The request>
Scan the lines below; pull out those with "Januar".

Start Supplied records

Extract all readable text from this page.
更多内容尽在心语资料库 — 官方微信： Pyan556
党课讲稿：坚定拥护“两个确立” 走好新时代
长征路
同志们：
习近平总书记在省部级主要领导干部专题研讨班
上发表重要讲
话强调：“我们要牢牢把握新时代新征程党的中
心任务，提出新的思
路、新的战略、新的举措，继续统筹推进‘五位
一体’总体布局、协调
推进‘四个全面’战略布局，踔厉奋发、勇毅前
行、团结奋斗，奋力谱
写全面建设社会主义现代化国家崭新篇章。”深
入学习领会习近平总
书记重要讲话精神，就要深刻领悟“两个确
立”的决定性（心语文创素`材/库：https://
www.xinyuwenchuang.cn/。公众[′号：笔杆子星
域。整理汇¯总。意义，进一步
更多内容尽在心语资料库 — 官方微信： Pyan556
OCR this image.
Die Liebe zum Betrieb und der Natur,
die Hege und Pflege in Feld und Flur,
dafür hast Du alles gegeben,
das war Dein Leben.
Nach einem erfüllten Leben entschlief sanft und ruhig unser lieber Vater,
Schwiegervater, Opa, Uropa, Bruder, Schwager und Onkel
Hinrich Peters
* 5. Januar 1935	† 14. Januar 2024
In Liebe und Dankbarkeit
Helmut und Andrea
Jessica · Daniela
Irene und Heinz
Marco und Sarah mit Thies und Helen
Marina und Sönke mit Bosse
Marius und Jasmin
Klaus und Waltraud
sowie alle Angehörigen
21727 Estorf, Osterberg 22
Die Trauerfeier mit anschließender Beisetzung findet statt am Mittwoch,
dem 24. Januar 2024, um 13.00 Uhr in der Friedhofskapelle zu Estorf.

End Supplied records

Written solution>
* 5. Januar 1935	† 14. Januar 2024
dem 24. Januar 2024, um 13.00 Uhr in der Friedhofskapelle zu Estorf.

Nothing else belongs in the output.